## BEGIN Source material

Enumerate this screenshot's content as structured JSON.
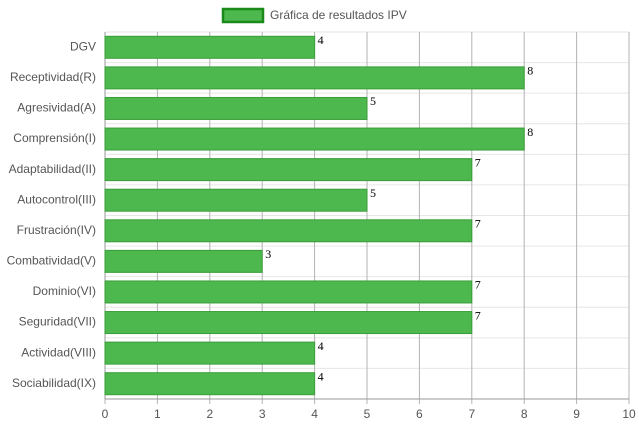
{
  "chart_data": {
    "type": "bar",
    "orientation": "horizontal",
    "categories": [
      "DGV",
      "Receptividad(R)",
      "Agresividad(A)",
      "Comprensión(I)",
      "Adaptabilidad(II)",
      "Autocontrol(III)",
      "Frustración(IV)",
      "Combatividad(V)",
      "Dominio(VI)",
      "Seguridad(VII)",
      "Actividad(VIII)",
      "Sociabilidad(IX)"
    ],
    "series": [
      {
        "name": "Gráfica de resultados IPV",
        "color": "#4db84d",
        "values": [
          4,
          8,
          5,
          8,
          7,
          5,
          7,
          3,
          7,
          7,
          4,
          4
        ]
      }
    ],
    "xlim": [
      0,
      10
    ],
    "xticks": [
      0,
      1,
      2,
      3,
      4,
      5,
      6,
      7,
      8,
      9,
      10
    ],
    "grid": true,
    "legend": "top"
  }
}
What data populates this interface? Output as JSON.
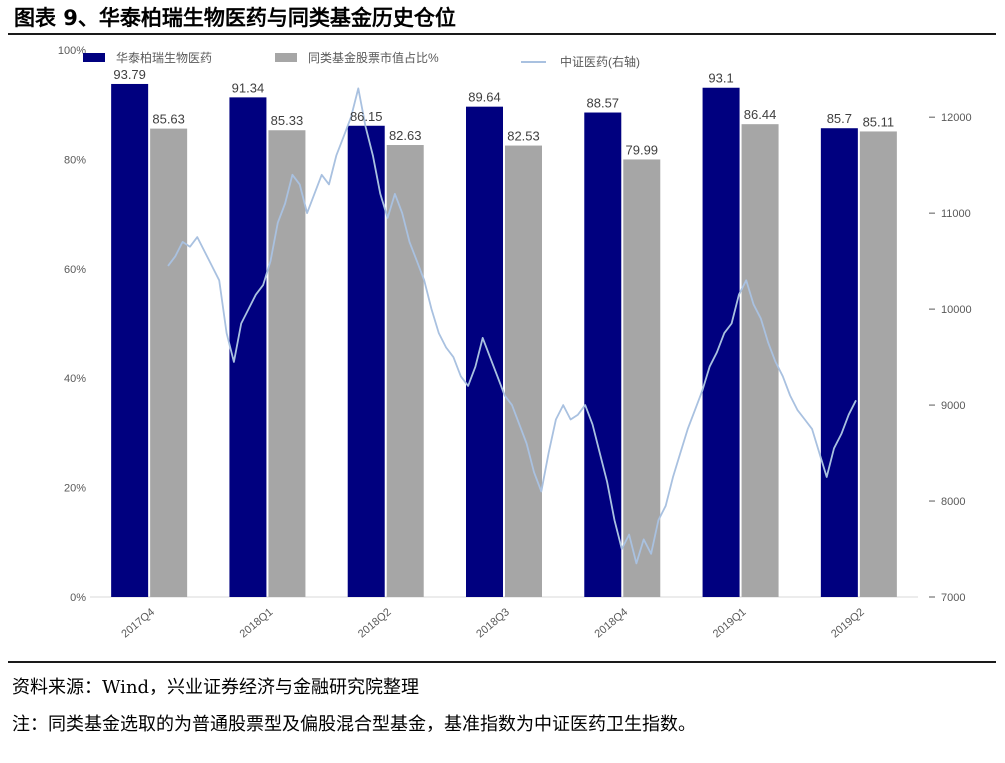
{
  "header": {
    "title": "图表 9、华泰柏瑞生物医药与同类基金历史仓位"
  },
  "footer": {
    "source": "资料来源：Wind，兴业证券经济与金融研究院整理",
    "note": "注：同类基金选取的为普通股票型及偏股混合型基金，基准指数为中证医药卫生指数。"
  },
  "chart_data": {
    "type": "bar",
    "categories": [
      "2017Q4",
      "2018Q1",
      "2018Q2",
      "2018Q3",
      "2018Q4",
      "2019Q1",
      "2019Q2"
    ],
    "series": [
      {
        "name": "华泰柏瑞生物医药",
        "values": [
          93.79,
          91.34,
          86.15,
          89.64,
          88.57,
          93.1,
          85.7
        ],
        "labels": [
          "93.79",
          "91.34",
          "86.15",
          "89.64",
          "88.57",
          "93.1",
          "85.7"
        ],
        "color": "#00007f"
      },
      {
        "name": "同类基金股票市值占比%",
        "values": [
          85.63,
          85.33,
          82.63,
          82.53,
          79.99,
          86.44,
          85.11
        ],
        "labels": [
          "85.63",
          "85.33",
          "82.63",
          "82.53",
          "79.99",
          "86.44",
          "85.11"
        ],
        "color": "#a6a6a6"
      }
    ],
    "line": {
      "name": "中证医药(右轴)",
      "color": "#a9c1e0",
      "values": [
        10450,
        10550,
        10700,
        10650,
        10750,
        10600,
        10450,
        10300,
        9750,
        9450,
        9850,
        10000,
        10150,
        10250,
        10500,
        10900,
        11100,
        11400,
        11300,
        11000,
        11200,
        11400,
        11300,
        11600,
        11800,
        12000,
        12300,
        11900,
        11600,
        11200,
        10950,
        11200,
        11000,
        10700,
        10500,
        10300,
        10000,
        9750,
        9600,
        9500,
        9300,
        9200,
        9400,
        9700,
        9500,
        9300,
        9100,
        9000,
        8800,
        8600,
        8300,
        8100,
        8500,
        8850,
        9000,
        8850,
        8900,
        9000,
        8800,
        8500,
        8200,
        7800,
        7500,
        7650,
        7350,
        7600,
        7450,
        7800,
        7950,
        8250,
        8500,
        8750,
        8950,
        9150,
        9400,
        9550,
        9750,
        9850,
        10150,
        10300,
        10050,
        9900,
        9650,
        9450,
        9300,
        9100,
        8950,
        8850,
        8750,
        8500,
        8250,
        8550,
        8700,
        8900,
        9050
      ]
    },
    "y_left": {
      "min": 0,
      "max": 100,
      "ticks": [
        "0%",
        "20%",
        "40%",
        "60%",
        "80%",
        "100%"
      ]
    },
    "y_right": {
      "min": 7000,
      "max": 12700,
      "ticks": [
        "7000",
        "8000",
        "9000",
        "10000",
        "11000",
        "12000"
      ]
    },
    "legend": "top",
    "grid": false
  }
}
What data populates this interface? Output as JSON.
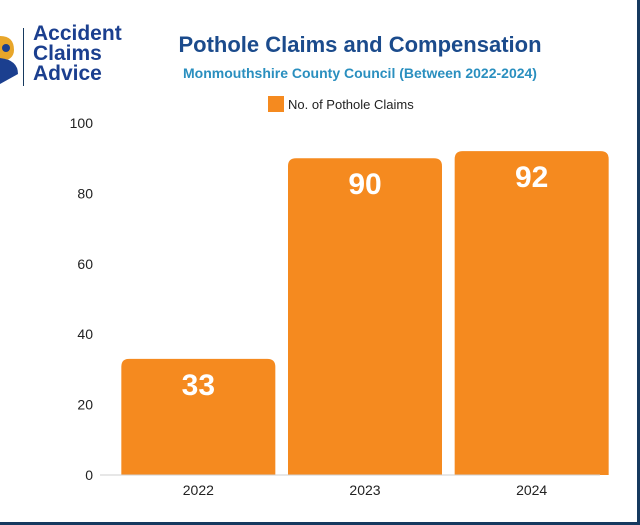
{
  "logo": {
    "lines": [
      "Accident",
      "Claims",
      "Advice"
    ]
  },
  "chart_data": {
    "type": "bar",
    "title": "Pothole Claims and Compensation",
    "subtitle": "Monmouthshire County Council (Between 2022-2024)",
    "categories": [
      "2022",
      "2023",
      "2024"
    ],
    "series": [
      {
        "name": "No. of Pothole Claims",
        "values": [
          33,
          90,
          92
        ]
      }
    ],
    "ylim": [
      0,
      100
    ],
    "yticks": [
      0,
      20,
      40,
      60,
      80,
      100
    ],
    "xlabel": "",
    "ylabel": "",
    "grid": false,
    "legend": "top-center",
    "data_labels": [
      "33",
      "90",
      "92"
    ]
  },
  "colors": {
    "bar": "#f58a1f",
    "title": "#1b4b8c",
    "subtitle": "#2a8fbf",
    "label": "#ffffff",
    "axis_text": "#222222"
  }
}
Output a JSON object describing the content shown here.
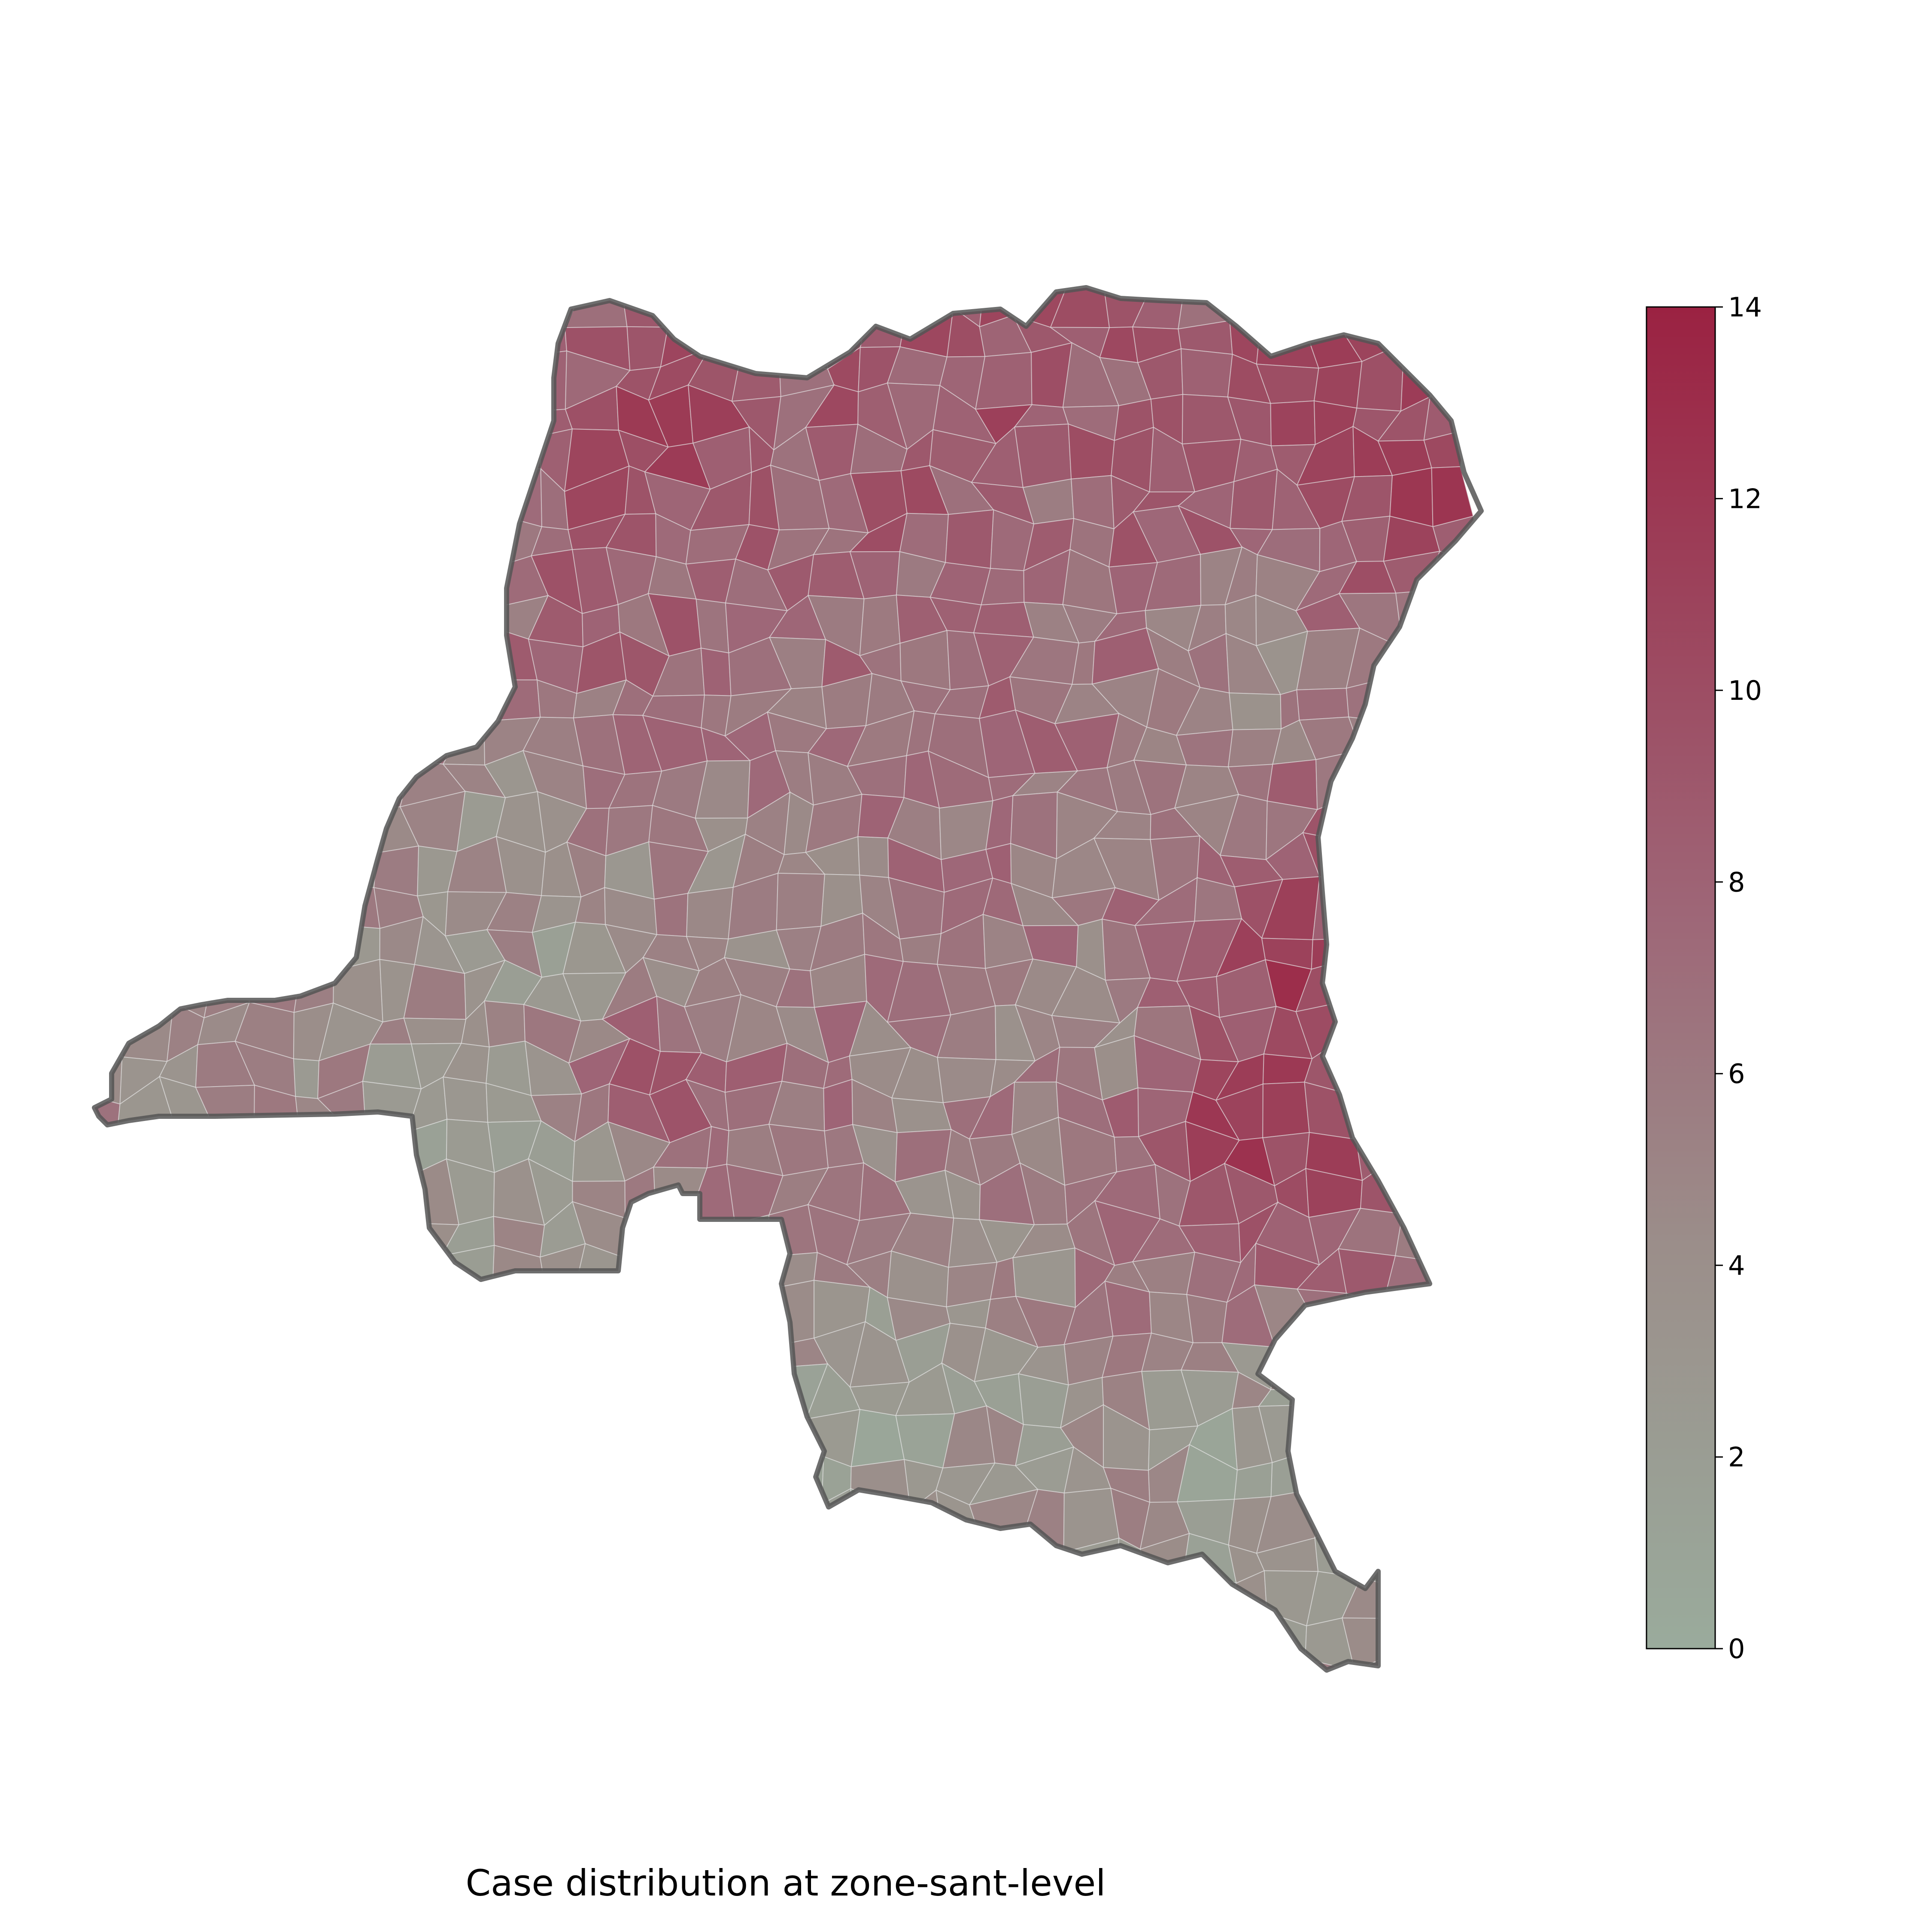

## END Source material

Go through the listing above and write it all out exactly, leaving out any picture.

Enumerate this screenshot's content as structured JSON.
{
  "chart_data": {
    "type": "bar",
    "orientation": "horizontal",
    "categories": [
      "DGV",
      "Receptividad(R)",
      "Agresividad(A)",
      "Comprensión(I)",
      "Adaptabilidad(II)",
      "Autocontrol(III)",
      "Frustración(IV)",
      "Combatividad(V)",
      "Dominio(VI)",
      "Seguridad(VII)",
      "Actividad(VIII)",
      "Sociabilidad(IX)"
    ],
    "series": [
      {
        "name": "Gráfica de resultados IPV",
        "color": "#4db84d",
        "values": [
          4,
          8,
          5,
          8,
          7,
          5,
          7,
          3,
          7,
          7,
          4,
          4
        ]
      }
    ],
    "xlim": [
      0,
      10
    ],
    "xticks": [
      0,
      1,
      2,
      3,
      4,
      5,
      6,
      7,
      8,
      9,
      10
    ],
    "grid": true,
    "legend": "top"
  }
}
What data populates this interface? Output as JSON.
{
  "header": {
    "title": "图表 9、华泰柏瑞生物医药与同类基金历史仓位"
  },
  "footer": {
    "source": "资料来源：Wind，兴业证券经济与金融研究院整理",
    "note": "注：同类基金选取的为普通股票型及偏股混合型基金，基准指数为中证医药卫生指数。"
  },
  "chart_data": {
    "type": "bar",
    "categories": [
      "2017Q4",
      "2018Q1",
      "2018Q2",
      "2018Q3",
      "2018Q4",
      "2019Q1",
      "2019Q2"
    ],
    "series": [
      {
        "name": "华泰柏瑞生物医药",
        "values": [
          93.79,
          91.34,
          86.15,
          89.64,
          88.57,
          93.1,
          85.7
        ],
        "labels": [
          "93.79",
          "91.34",
          "86.15",
          "89.64",
          "88.57",
          "93.1",
          "85.7"
        ],
        "color": "#00007f"
      },
      {
        "name": "同类基金股票市值占比%",
        "values": [
          85.63,
          85.33,
          82.63,
          82.53,
          79.99,
          86.44,
          85.11
        ],
        "labels": [
          "85.63",
          "85.33",
          "82.63",
          "82.53",
          "79.99",
          "86.44",
          "85.11"
        ],
        "color": "#a6a6a6"
      }
    ],
    "line": {
      "name": "中证医药(右轴)",
      "color": "#a9c1e0",
      "values": [
        10450,
        10550,
        10700,
        10650,
        10750,
        10600,
        10450,
        10300,
        9750,
        9450,
        9850,
        10000,
        10150,
        10250,
        10500,
        10900,
        11100,
        11400,
        11300,
        11000,
        11200,
        11400,
        11300,
        11600,
        11800,
        12000,
        12300,
        11900,
        11600,
        11200,
        10950,
        11200,
        11000,
        10700,
        10500,
        10300,
        10000,
        9750,
        9600,
        9500,
        9300,
        9200,
        9400,
        9700,
        9500,
        9300,
        9100,
        9000,
        8800,
        8600,
        8300,
        8100,
        8500,
        8850,
        9000,
        8850,
        8900,
        9000,
        8800,
        8500,
        8200,
        7800,
        7500,
        7650,
        7350,
        7600,
        7450,
        7800,
        7950,
        8250,
        8500,
        8750,
        8950,
        9150,
        9400,
        9550,
        9750,
        9850,
        10150,
        10300,
        10050,
        9900,
        9650,
        9450,
        9300,
        9100,
        8950,
        8850,
        8750,
        8500,
        8250,
        8550,
        8700,
        8900,
        9050
      ]
    },
    "y_left": {
      "min": 0,
      "max": 100,
      "ticks": [
        "0%",
        "20%",
        "40%",
        "60%",
        "80%",
        "100%"
      ]
    },
    "y_right": {
      "min": 7000,
      "max": 12700,
      "ticks": [
        "7000",
        "8000",
        "9000",
        "10000",
        "11000",
        "12000"
      ]
    },
    "legend": "top",
    "grid": false
  }
}
What data populates this interface? Output as JSON.
{
  "logo": {
    "lines": [
      "Accident",
      "Claims",
      "Advice"
    ]
  },
  "chart_data": {
    "type": "bar",
    "title": "Pothole Claims and Compensation",
    "subtitle": "Monmouthshire County Council (Between 2022-2024)",
    "categories": [
      "2022",
      "2023",
      "2024"
    ],
    "series": [
      {
        "name": "No. of Pothole Claims",
        "values": [
          33,
          90,
          92
        ]
      }
    ],
    "ylim": [
      0,
      100
    ],
    "yticks": [
      0,
      20,
      40,
      60,
      80,
      100
    ],
    "xlabel": "",
    "ylabel": "",
    "grid": false,
    "legend": "top-center",
    "data_labels": [
      "33",
      "90",
      "92"
    ]
  },
  "colors": {
    "bar": "#f58a1f",
    "title": "#1b4b8c",
    "subtitle": "#2a8fbf",
    "label": "#ffffff",
    "axis_text": "#222222"
  }
}
Output a JSON object describing the content shown here.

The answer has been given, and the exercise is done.